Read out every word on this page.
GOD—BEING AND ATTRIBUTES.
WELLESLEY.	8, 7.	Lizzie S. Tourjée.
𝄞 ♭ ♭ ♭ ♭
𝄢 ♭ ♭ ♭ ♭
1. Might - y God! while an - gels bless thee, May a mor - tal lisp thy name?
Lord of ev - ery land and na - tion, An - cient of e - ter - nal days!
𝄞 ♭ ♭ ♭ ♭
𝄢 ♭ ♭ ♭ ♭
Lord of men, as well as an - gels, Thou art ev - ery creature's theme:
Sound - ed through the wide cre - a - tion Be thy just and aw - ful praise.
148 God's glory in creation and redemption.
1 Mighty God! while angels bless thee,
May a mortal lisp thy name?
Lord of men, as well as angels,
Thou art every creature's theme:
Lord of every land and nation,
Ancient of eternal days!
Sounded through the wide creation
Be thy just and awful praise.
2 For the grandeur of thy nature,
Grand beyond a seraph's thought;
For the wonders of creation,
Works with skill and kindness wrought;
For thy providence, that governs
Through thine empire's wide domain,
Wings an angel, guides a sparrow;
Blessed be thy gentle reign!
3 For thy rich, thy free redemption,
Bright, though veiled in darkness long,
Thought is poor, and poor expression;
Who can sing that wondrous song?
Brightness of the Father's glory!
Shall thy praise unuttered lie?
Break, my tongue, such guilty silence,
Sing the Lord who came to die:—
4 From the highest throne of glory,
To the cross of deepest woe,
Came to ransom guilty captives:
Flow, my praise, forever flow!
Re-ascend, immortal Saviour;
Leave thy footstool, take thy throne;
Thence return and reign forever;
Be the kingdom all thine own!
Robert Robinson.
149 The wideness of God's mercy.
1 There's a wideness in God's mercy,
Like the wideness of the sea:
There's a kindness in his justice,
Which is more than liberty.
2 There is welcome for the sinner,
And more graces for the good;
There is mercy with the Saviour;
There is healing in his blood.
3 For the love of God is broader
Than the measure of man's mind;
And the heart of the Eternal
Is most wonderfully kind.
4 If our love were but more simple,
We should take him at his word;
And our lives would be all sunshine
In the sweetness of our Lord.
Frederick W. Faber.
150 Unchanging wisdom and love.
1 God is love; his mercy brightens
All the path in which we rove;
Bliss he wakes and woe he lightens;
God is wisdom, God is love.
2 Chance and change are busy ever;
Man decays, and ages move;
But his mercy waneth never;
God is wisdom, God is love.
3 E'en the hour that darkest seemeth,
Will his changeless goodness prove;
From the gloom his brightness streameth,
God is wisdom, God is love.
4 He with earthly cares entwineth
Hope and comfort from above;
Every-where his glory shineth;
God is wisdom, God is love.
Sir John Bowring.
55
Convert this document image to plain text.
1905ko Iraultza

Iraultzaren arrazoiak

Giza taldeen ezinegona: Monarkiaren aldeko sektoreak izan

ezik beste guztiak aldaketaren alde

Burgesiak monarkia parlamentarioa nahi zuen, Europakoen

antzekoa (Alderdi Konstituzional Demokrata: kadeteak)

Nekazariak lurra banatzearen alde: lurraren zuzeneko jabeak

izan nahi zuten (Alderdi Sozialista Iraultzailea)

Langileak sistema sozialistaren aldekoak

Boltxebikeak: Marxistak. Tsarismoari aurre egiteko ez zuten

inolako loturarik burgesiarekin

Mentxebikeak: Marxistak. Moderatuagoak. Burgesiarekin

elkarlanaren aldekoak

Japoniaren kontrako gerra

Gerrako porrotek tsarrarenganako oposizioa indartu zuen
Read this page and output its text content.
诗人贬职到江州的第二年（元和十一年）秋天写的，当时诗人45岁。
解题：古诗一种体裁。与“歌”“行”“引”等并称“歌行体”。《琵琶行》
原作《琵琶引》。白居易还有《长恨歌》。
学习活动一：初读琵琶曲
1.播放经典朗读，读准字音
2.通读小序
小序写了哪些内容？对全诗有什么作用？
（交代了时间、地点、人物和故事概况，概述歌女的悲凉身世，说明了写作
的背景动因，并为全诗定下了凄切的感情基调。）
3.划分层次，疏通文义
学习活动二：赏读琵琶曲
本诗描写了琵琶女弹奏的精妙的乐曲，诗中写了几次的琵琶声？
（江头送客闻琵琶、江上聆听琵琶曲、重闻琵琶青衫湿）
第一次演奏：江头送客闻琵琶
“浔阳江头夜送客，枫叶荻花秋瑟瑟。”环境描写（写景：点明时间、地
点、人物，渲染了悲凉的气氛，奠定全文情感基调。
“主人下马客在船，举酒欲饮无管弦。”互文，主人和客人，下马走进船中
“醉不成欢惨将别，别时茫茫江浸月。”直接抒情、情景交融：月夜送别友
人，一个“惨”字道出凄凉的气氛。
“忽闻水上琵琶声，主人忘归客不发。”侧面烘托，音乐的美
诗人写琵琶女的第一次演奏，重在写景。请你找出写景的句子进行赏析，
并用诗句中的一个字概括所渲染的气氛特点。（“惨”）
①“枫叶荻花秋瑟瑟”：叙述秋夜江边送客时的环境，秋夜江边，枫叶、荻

---*---

### Your objective
What is the number of lines in this listing that contain the word "page"? Answer with that number and nothing else.

### Response to this exercise
2